■ Task goal
Write out the data below exactly as given, without any of its pictures.

[Stored records]
.....

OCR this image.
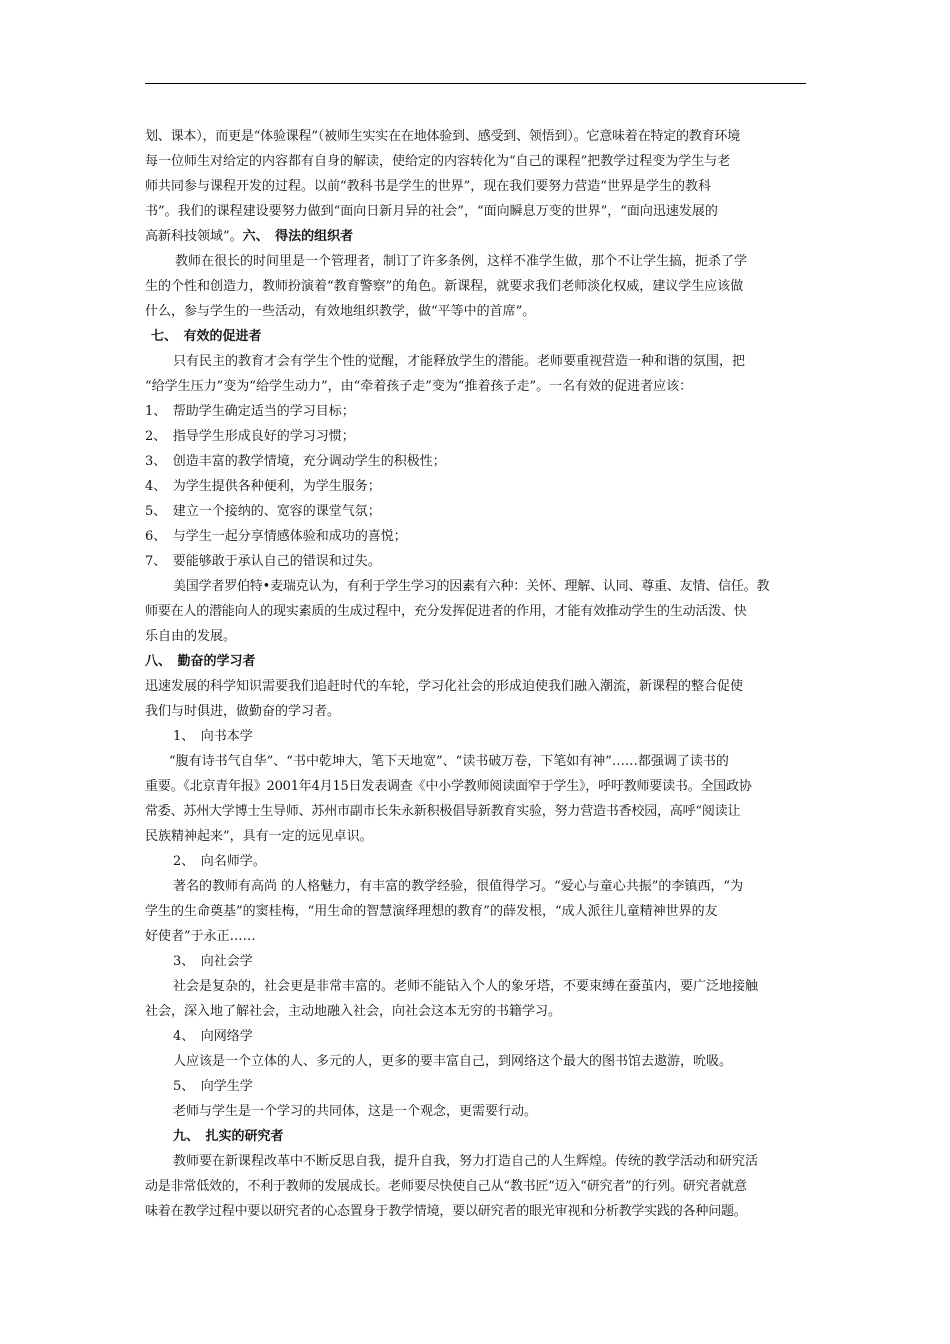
划、课本），而更是“体验课程”（被师生实实在在地体验到、感受到、领悟到）。它意味着在特定的教育环境

每一位师生对给定的内容都有自身的解读，使给定的内容转化为“自己的课程”把教学过程变为学生与老

师共同参与课程开发的过程。以前“教科书是学生的世界”，现在我们要努力营造“世界是学生的教科

书”。我们的课程建设要努力做到“面向日新月异的社会”，“面向瞬息万变的世界”，“面向迅速发展的

高新科技领域”。六、　得法的组织者

教师在很长的时间里是一个管理者，制订了许多条例，这样不准学生做，那个不让学生搞，扼杀了学

生的个性和创造力，教师扮演着“教育警察”的角色。新课程，就要求我们老师淡化权威，建议学生应该做

什么，参与学生的一些活动，有效地组织教学，做“平等中的首席”。

七、　有效的促进者

只有民主的教育才会有学生个性的觉醒，才能释放学生的潜能。老师要重视营造一种和谐的氛围，把

“给学生压力”变为“给学生动力”，由“牵着孩子走”变为“推着孩子走”。一名有效的促进者应该：

1、　帮助学生确定适当的学习目标；

2、　指导学生形成良好的学习习惯；

3、　创造丰富的教学情境，充分调动学生的积极性；

4、　为学生提供各种便利，为学生服务；

5、　建立一个接纳的、宽容的课堂气氛；

6、　与学生一起分享情感体验和成功的喜悦；

7、　要能够敢于承认自己的错误和过失。

美国学者罗伯特•麦瑞克认为，有利于学生学习的因素有六种：关怀、理解、认同、尊重、友情、信任。教

师要在人的潜能向人的现实素质的生成过程中，充分发挥促进者的作用，才能有效推动学生的生动活泼、快

乐自由的发展。

八、　勤奋的学习者

迅速发展的科学知识需要我们追赶时代的车轮，学习化社会的形成迫使我们融入潮流，新课程的整合促使

我们与时俱进，做勤奋的学习者。

1、　向书本学

“腹有诗书气自华”、“书中乾坤大，笔下天地宽”、“读书破万卷，下笔如有神”……都强调了读书的

重要。《北京青年报》2001年4月15日发表调查《中小学教师阅读面窄于学生》，呼吁教师要读书。全国政协

常委、苏州大学博士生导师、苏州市副市长朱永新积极倡导新教育实验，努力营造书香校园，高呼“阅读让

民族精神起来”，具有一定的远见卓识。

2、　向名师学。

著名的教师有高尚 的人格魅力，有丰富的教学经验，很值得学习。“爱心与童心共振”的李镇西，“为

学生的生命奠基”的窦桂梅，“用生命的智慧演绎理想的教育”的薛发根，“成人派往儿童精神世界的友

好使者”于永正……

3、　向社会学

社会是复杂的，社会更是非常丰富的。老师不能钻入个人的象牙塔，不要束缚在蚕茧内，要广泛地接触

社会，深入地了解社会，主动地融入社会，向社会这本无穷的书籍学习。

4、　向网络学

人应该是一个立体的人、多元的人，更多的要丰富自己，到网络这个最大的图书馆去遨游，吮吸。

5、　向学生学

老师与学生是一个学习的共同体，这是一个观念，更需要行动。

九、　扎实的研究者

教师要在新课程改革中不断反思自我，提升自我，努力打造自己的人生辉煌。传统的教学活动和研究活

动是非常低效的，不利于教师的发展成长。老师要尽快使自己从“教书匠”迈入“研究者”的行列。研究者就意

味着在教学过程中要以研究者的心态置身于教学情境，要以研究者的眼光审视和分析教学实践的各种问题。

.....

■ Exercise output
OCR this image.
划、课本），而更是“体验课程”（被师生实实在在地体验到、感受到、领悟到）。它意味着在特定的教育环境

每一位师生对给定的内容都有自身的解读，使给定的内容转化为“自己的课程”把教学过程变为学生与老

师共同参与课程开发的过程。以前“教科书是学生的世界”，现在我们要努力营造“世界是学生的教科

书”。我们的课程建设要努力做到“面向日新月异的社会”，“面向瞬息万变的世界”，“面向迅速发展的

高新科技领域”。六、　得法的组织者

教师在很长的时间里是一个管理者，制订了许多条例，这样不准学生做，那个不让学生搞，扼杀了学

生的个性和创造力，教师扮演着“教育警察”的角色。新课程，就要求我们老师淡化权威，建议学生应该做

什么，参与学生的一些活动，有效地组织教学，做“平等中的首席”。

七、　有效的促进者

只有民主的教育才会有学生个性的觉醒，才能释放学生的潜能。老师要重视营造一种和谐的氛围，把

“给学生压力”变为“给学生动力”，由“牵着孩子走”变为“推着孩子走”。一名有效的促进者应该：

1、　帮助学生确定适当的学习目标；

2、　指导学生形成良好的学习习惯；

3、　创造丰富的教学情境，充分调动学生的积极性；

4、　为学生提供各种便利，为学生服务；

5、　建立一个接纳的、宽容的课堂气氛；

6、　与学生一起分享情感体验和成功的喜悦；

7、　要能够敢于承认自己的错误和过失。

美国学者罗伯特•麦瑞克认为，有利于学生学习的因素有六种：关怀、理解、认同、尊重、友情、信任。教

师要在人的潜能向人的现实素质的生成过程中，充分发挥促进者的作用，才能有效推动学生的生动活泼、快

乐自由的发展。

八、　勤奋的学习者

迅速发展的科学知识需要我们追赶时代的车轮，学习化社会的形成迫使我们融入潮流，新课程的整合促使

我们与时俱进，做勤奋的学习者。

1、　向书本学

“腹有诗书气自华”、“书中乾坤大，笔下天地宽”、“读书破万卷，下笔如有神”……都强调了读书的

重要。《北京青年报》2001年4月15日发表调查《中小学教师阅读面窄于学生》，呼吁教师要读书。全国政协

常委、苏州大学博士生导师、苏州市副市长朱永新积极倡导新教育实验，努力营造书香校园，高呼“阅读让

民族精神起来”，具有一定的远见卓识。

2、　向名师学。

著名的教师有高尚 的人格魅力，有丰富的教学经验，很值得学习。“爱心与童心共振”的李镇西，“为

学生的生命奠基”的窦桂梅，“用生命的智慧演绎理想的教育”的薛发根，“成人派往儿童精神世界的友

好使者”于永正……

3、　向社会学

社会是复杂的，社会更是非常丰富的。老师不能钻入个人的象牙塔，不要束缚在蚕茧内，要广泛地接触

社会，深入地了解社会，主动地融入社会，向社会这本无穷的书籍学习。

4、　向网络学

人应该是一个立体的人、多元的人，更多的要丰富自己，到网络这个最大的图书馆去遨游，吮吸。

5、　向学生学

老师与学生是一个学习的共同体，这是一个观念，更需要行动。

九、　扎实的研究者

教师要在新课程改革中不断反思自我，提升自我，努力打造自己的人生辉煌。传统的教学活动和研究活

动是非常低效的，不利于教师的发展成长。老师要尽快使自己从“教书匠”迈入“研究者”的行列。研究者就意

味着在教学过程中要以研究者的心态置身于教学情境，要以研究者的眼光审视和分析教学实践的各种问题。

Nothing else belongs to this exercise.